Short problem 1:
In the architecture notes below, roughly how many parameters does the B7 architecture have?

Passage to read:
START

B1 Architecture (Balanced)

  • Encoder: EfficientNet-B1 based (timm-efficientnet-b1)
  • Parameters: ~7.8M
  • ONNX Size: ~81MB
  • ROI Size: 64×48 (standard), 80×60 (enhanced)
  • Mask Size: 128×96 (standard), 160×120 (enhanced)
  • Use Case: Balanced performance/accuracy trade-off

B7 Architecture (High-Accuracy)

  • Encoder: EfficientNet-B7 based (timm-efficientnet-b7)
  • Parameters: ~66M
  • ONNX Size: ~90MB
  • ROI Size: 64×48 (standard), 80×60 (enhanced), 128×96 (ultra)
  • Mask Size: 128×96 (standard), 160×120 (enhanced), 256×192 (ultra)
  • Use Case: Maximum accuracy, server deployment

Core Components

1. Pretrained UNet Module

  • Architecture: Enhanced UNet with residual blocks
  • Normalization: LayerNorm2D for stable training
  • Activation: ReLU/SiLU configurable
  • Output: Binary foreground/background mask
  • Training: Frozen during instance segmentation training

2. ROI Extraction Module

  • Input: COCO bounding boxes
  • Normalization: Coordinates normalized to [0, 1]
  • Pooling: Dynamic RoI Align with configurable output sizes
  • Batch Processing: Efficient multi-instance handling

3. Instance Segmentation Head

  • Architecture: Hierarchical UNet V2 with attention modules
  • Classes: 3-class segmentation (background, target, non-target)
  • Features:
    • Residual blocks for feature refinement
    • Attention gating for focus on person boundaries
    • Distance-aware loss for better instance separation
    • Contour detection auxiliary task

4. Loss Functions

  • Primary Loss: Weighted CrossEntropy + Dice Loss
  • Class Weights:
    • Background: 0.538
    • Target: 0.750
    • Non-target: 1.712 (1.2× boosted)

END

Exercise material:
START

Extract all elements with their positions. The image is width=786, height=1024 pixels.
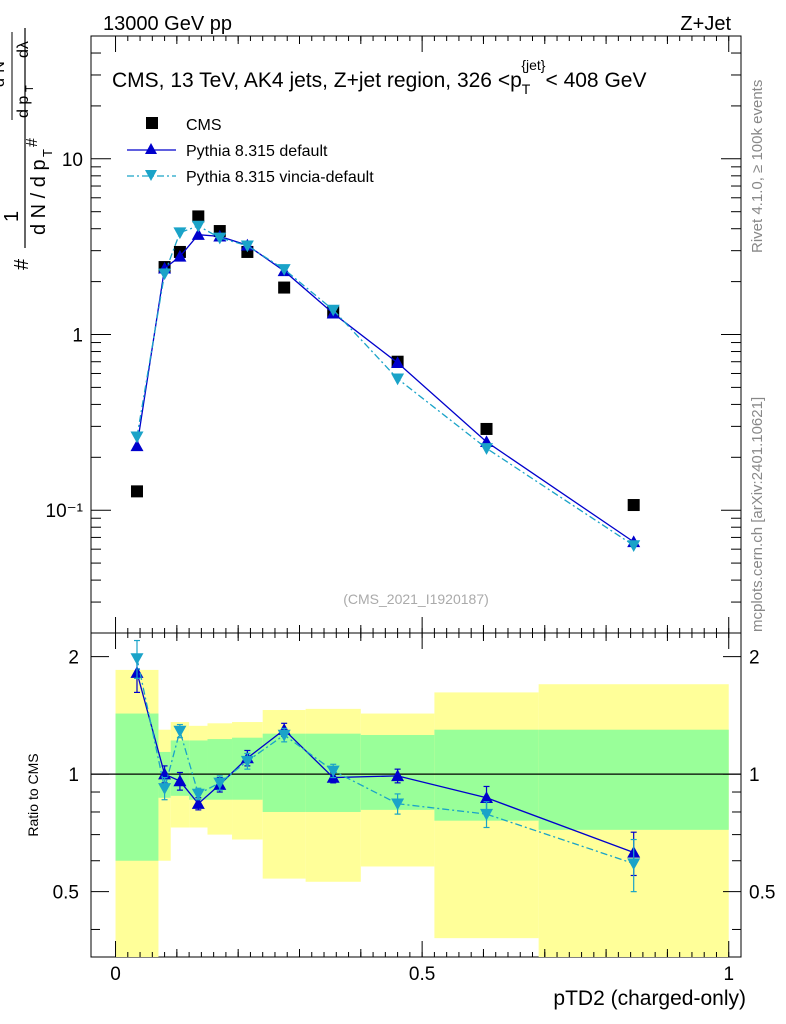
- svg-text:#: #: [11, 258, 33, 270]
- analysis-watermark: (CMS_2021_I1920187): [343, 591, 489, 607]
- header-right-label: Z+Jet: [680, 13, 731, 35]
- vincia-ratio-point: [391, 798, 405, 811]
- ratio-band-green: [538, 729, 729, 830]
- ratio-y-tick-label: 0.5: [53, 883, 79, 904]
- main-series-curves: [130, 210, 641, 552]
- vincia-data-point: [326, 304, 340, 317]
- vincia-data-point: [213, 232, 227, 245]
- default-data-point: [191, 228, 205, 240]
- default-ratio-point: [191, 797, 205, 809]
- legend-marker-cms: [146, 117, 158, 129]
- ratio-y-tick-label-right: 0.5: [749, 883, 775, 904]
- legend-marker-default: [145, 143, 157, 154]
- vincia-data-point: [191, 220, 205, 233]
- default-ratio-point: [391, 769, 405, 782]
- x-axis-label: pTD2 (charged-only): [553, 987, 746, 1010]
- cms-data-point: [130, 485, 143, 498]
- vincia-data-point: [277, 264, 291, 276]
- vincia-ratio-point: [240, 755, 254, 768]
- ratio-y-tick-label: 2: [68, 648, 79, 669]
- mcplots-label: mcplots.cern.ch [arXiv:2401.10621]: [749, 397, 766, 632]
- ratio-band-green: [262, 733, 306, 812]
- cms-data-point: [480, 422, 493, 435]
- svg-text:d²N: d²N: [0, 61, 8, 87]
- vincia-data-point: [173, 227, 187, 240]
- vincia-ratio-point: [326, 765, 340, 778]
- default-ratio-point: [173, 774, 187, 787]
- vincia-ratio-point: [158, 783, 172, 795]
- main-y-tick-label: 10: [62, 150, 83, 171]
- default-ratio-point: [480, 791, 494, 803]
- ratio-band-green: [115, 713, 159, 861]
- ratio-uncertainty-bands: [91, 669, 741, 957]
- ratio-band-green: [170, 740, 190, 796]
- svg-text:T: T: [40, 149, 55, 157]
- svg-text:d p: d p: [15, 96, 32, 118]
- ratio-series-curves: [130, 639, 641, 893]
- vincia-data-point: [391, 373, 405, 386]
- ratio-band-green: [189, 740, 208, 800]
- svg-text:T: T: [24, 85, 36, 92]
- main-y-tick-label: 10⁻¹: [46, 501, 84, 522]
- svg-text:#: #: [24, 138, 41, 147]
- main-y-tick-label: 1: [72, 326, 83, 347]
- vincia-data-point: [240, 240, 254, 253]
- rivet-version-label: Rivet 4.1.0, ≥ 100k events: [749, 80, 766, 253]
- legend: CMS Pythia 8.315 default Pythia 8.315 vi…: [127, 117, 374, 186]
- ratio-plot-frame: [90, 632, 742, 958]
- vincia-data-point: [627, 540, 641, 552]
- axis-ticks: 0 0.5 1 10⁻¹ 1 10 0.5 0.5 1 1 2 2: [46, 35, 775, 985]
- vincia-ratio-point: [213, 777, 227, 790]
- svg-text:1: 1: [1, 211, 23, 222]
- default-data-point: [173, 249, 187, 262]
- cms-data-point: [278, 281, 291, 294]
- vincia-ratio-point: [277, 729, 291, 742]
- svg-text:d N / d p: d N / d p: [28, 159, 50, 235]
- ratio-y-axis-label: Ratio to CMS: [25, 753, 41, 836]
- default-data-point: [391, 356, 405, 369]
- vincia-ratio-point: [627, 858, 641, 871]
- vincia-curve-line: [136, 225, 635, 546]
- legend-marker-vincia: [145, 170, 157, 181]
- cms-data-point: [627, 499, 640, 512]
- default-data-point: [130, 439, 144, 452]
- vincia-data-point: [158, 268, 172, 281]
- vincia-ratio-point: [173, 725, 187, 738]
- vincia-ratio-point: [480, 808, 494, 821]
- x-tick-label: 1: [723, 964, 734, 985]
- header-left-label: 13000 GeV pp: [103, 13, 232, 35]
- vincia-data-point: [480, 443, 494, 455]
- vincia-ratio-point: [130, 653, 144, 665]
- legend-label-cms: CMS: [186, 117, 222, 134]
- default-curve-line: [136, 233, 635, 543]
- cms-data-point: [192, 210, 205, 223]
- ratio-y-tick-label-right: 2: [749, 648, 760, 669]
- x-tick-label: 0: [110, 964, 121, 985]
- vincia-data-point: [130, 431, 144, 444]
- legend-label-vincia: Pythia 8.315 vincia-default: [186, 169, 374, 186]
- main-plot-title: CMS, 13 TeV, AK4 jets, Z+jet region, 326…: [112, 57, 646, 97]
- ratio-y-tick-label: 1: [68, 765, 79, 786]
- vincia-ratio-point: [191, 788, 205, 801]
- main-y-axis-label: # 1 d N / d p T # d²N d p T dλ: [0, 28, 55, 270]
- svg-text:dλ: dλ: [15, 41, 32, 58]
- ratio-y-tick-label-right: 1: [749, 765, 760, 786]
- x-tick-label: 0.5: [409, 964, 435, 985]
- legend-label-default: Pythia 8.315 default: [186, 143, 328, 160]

END

Short problem 2:
Identify every line in the listing above that contains the string "axis".

Task answer 1:
About 66M.

Task answer 2:
- x-axis-label: pTD2 (charged-only): [553, 987, 746, 1010]
- axis-ticks: 0 0.5 1 10⁻¹ 1 10 0.5 0.5 1 1 2 2: [46, 35, 775, 985]
- ratio-y-axis-label: Ratio to CMS: [25, 753, 41, 836]
- main-y-axis-label: # 1 d N / d p T # d²N d p T dλ: [0, 28, 55, 270]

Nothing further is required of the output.